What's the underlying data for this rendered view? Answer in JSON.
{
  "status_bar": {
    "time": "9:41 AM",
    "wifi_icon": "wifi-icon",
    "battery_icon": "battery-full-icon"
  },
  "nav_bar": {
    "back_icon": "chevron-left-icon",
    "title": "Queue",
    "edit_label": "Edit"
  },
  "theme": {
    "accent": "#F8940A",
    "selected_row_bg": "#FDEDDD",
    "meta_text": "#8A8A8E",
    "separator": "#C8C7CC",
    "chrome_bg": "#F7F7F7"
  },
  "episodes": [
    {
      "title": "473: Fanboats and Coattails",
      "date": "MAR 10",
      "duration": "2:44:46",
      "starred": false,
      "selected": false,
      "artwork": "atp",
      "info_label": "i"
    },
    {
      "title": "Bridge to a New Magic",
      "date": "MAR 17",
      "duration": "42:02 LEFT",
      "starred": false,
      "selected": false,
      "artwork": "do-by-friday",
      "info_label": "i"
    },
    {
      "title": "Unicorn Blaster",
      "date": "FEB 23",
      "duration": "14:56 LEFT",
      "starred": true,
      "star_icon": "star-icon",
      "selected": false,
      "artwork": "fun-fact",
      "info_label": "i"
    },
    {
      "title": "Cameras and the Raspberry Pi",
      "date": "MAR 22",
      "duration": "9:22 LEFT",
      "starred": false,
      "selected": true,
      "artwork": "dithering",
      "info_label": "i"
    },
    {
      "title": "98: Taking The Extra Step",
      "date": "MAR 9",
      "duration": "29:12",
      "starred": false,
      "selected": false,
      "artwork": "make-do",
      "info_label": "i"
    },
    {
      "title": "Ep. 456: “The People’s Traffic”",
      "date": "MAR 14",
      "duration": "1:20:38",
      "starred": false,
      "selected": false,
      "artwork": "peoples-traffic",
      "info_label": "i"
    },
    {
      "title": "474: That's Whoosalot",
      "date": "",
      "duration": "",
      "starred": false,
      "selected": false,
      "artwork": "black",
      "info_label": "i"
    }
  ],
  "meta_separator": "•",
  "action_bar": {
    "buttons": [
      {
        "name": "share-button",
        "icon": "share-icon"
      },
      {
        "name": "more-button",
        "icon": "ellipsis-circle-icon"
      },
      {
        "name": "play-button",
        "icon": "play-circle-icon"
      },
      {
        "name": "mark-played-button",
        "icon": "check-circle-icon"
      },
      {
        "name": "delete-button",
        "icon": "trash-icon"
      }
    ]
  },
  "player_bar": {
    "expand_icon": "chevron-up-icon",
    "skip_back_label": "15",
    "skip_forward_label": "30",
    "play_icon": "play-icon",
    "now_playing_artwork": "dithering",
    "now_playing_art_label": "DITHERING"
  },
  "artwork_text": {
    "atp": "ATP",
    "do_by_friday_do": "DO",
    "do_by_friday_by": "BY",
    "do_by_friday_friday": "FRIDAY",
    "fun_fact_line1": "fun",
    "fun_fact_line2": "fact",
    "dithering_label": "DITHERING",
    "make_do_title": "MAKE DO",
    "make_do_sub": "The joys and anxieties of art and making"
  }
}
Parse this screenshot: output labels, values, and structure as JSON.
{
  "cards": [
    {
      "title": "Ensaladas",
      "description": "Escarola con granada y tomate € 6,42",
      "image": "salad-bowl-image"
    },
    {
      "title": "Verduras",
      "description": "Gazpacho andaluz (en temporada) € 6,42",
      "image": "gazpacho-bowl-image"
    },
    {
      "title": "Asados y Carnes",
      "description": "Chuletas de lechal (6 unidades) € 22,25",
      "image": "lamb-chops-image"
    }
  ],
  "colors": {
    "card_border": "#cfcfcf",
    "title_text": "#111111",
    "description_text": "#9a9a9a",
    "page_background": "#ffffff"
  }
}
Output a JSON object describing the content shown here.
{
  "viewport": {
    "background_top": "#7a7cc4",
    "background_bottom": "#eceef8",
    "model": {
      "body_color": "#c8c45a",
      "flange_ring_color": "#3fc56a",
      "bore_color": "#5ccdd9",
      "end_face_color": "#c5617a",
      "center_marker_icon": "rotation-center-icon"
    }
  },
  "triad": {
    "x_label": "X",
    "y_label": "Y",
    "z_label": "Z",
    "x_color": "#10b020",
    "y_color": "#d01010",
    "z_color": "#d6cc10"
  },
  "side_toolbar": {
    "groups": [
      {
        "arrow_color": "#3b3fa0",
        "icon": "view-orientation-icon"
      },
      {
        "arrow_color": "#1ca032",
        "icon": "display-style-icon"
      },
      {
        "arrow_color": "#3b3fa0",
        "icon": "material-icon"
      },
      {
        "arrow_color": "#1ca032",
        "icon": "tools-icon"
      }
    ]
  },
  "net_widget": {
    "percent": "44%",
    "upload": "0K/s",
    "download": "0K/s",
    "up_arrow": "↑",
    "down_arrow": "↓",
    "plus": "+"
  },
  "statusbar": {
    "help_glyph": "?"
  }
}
══════════
[Exercise]: Repeat the material from above exactly, word for word.

[Output for this task]:
What's the underlying data for this rendered view? Answer in JSON.
{
  "status_bar": {
    "time": "9:41 AM",
    "wifi_icon": "wifi-icon",
    "battery_icon": "battery-full-icon"
  },
  "nav_bar": {
    "back_icon": "chevron-left-icon",
    "title": "Queue",
    "edit_label": "Edit"
  },
  "theme": {
    "accent": "#F8940A",
    "selected_row_bg": "#FDEDDD",
    "meta_text": "#8A8A8E",
    "separator": "#C8C7CC",
    "chrome_bg": "#F7F7F7"
  },
  "episodes": [
    {
      "title": "473: Fanboats and Coattails",
      "date": "MAR 10",
      "duration": "2:44:46",
      "starred": false,
      "selected": false,
      "artwork": "atp",
      "info_label": "i"
    },
    {
      "title": "Bridge to a New Magic",
      "date": "MAR 17",
      "duration": "42:02 LEFT",
      "starred": false,
      "selected": false,
      "artwork": "do-by-friday",
      "info_label": "i"
    },
    {
      "title": "Unicorn Blaster",
      "date": "FEB 23",
      "duration": "14:56 LEFT",
      "starred": true,
      "star_icon": "star-icon",
      "selected": false,
      "artwork": "fun-fact",
      "info_label": "i"
    },
    {
      "title": "Cameras and the Raspberry Pi",
      "date": "MAR 22",
      "duration": "9:22 LEFT",
      "starred": false,
      "selected": true,
      "artwork": "dithering",
      "info_label": "i"
    },
    {
      "title": "98: Taking The Extra Step",
      "date": "MAR 9",
      "duration": "29:12",
      "starred": false,
      "selected": false,
      "artwork": "make-do",
      "info_label": "i"
    },
    {
      "title": "Ep. 456: “The People’s Traffic”",
      "date": "MAR 14",
      "duration": "1:20:38",
      "starred": false,
      "selected": false,
      "artwork": "peoples-traffic",
      "info_label": "i"
    },
    {
      "title": "474: That's Whoosalot",
      "date": "",
      "duration": "",
      "starred": false,
      "selected": false,
      "artwork": "black",
      "info_label": "i"
    }
  ],
  "meta_separator": "•",
  "action_bar": {
    "buttons": [
      {
        "name": "share-button",
        "icon": "share-icon"
      },
      {
        "name": "more-button",
        "icon": "ellipsis-circle-icon"
      },
      {
        "name": "play-button",
        "icon": "play-circle-icon"
      },
      {
        "name": "mark-played-button",
        "icon": "check-circle-icon"
      },
      {
        "name": "delete-button",
        "icon": "trash-icon"
      }
    ]
  },
  "player_bar": {
    "expand_icon": "chevron-up-icon",
    "skip_back_label": "15",
    "skip_forward_label": "30",
    "play_icon": "play-icon",
    "now_playing_artwork": "dithering",
    "now_playing_art_label": "DITHERING"
  },
  "artwork_text": {
    "atp": "ATP",
    "do_by_friday_do": "DO",
    "do_by_friday_by": "BY",
    "do_by_friday_friday": "FRIDAY",
    "fun_fact_line1": "fun",
    "fun_fact_line2": "fact",
    "dithering_label": "DITHERING",
    "make_do_title": "MAKE DO",
    "make_do_sub": "The joys and anxieties of art and making"
  }
}
Parse this screenshot: output labels, values, and structure as JSON.
{
  "cards": [
    {
      "title": "Ensaladas",
      "description": "Escarola con granada y tomate € 6,42",
      "image": "salad-bowl-image"
    },
    {
      "title": "Verduras",
      "description": "Gazpacho andaluz (en temporada) € 6,42",
      "image": "gazpacho-bowl-image"
    },
    {
      "title": "Asados y Carnes",
      "description": "Chuletas de lechal (6 unidades) € 22,25",
      "image": "lamb-chops-image"
    }
  ],
  "colors": {
    "card_border": "#cfcfcf",
    "title_text": "#111111",
    "description_text": "#9a9a9a",
    "page_background": "#ffffff"
  }
}
Output a JSON object describing the content shown here.
{
  "viewport": {
    "background_top": "#7a7cc4",
    "background_bottom": "#eceef8",
    "model": {
      "body_color": "#c8c45a",
      "flange_ring_color": "#3fc56a",
      "bore_color": "#5ccdd9",
      "end_face_color": "#c5617a",
      "center_marker_icon": "rotation-center-icon"
    }
  },
  "triad": {
    "x_label": "X",
    "y_label": "Y",
    "z_label": "Z",
    "x_color": "#10b020",
    "y_color": "#d01010",
    "z_color": "#d6cc10"
  },
  "side_toolbar": {
    "groups": [
      {
        "arrow_color": "#3b3fa0",
        "icon": "view-orientation-icon"
      },
      {
        "arrow_color": "#1ca032",
        "icon": "display-style-icon"
      },
      {
        "arrow_color": "#3b3fa0",
        "icon": "material-icon"
      },
      {
        "arrow_color": "#1ca032",
        "icon": "tools-icon"
      }
    ]
  },
  "net_widget": {
    "percent": "44%",
    "upload": "0K/s",
    "download": "0K/s",
    "up_arrow": "↑",
    "down_arrow": "↓",
    "plus": "+"
  },
  "statusbar": {
    "help_glyph": "?"
  }
}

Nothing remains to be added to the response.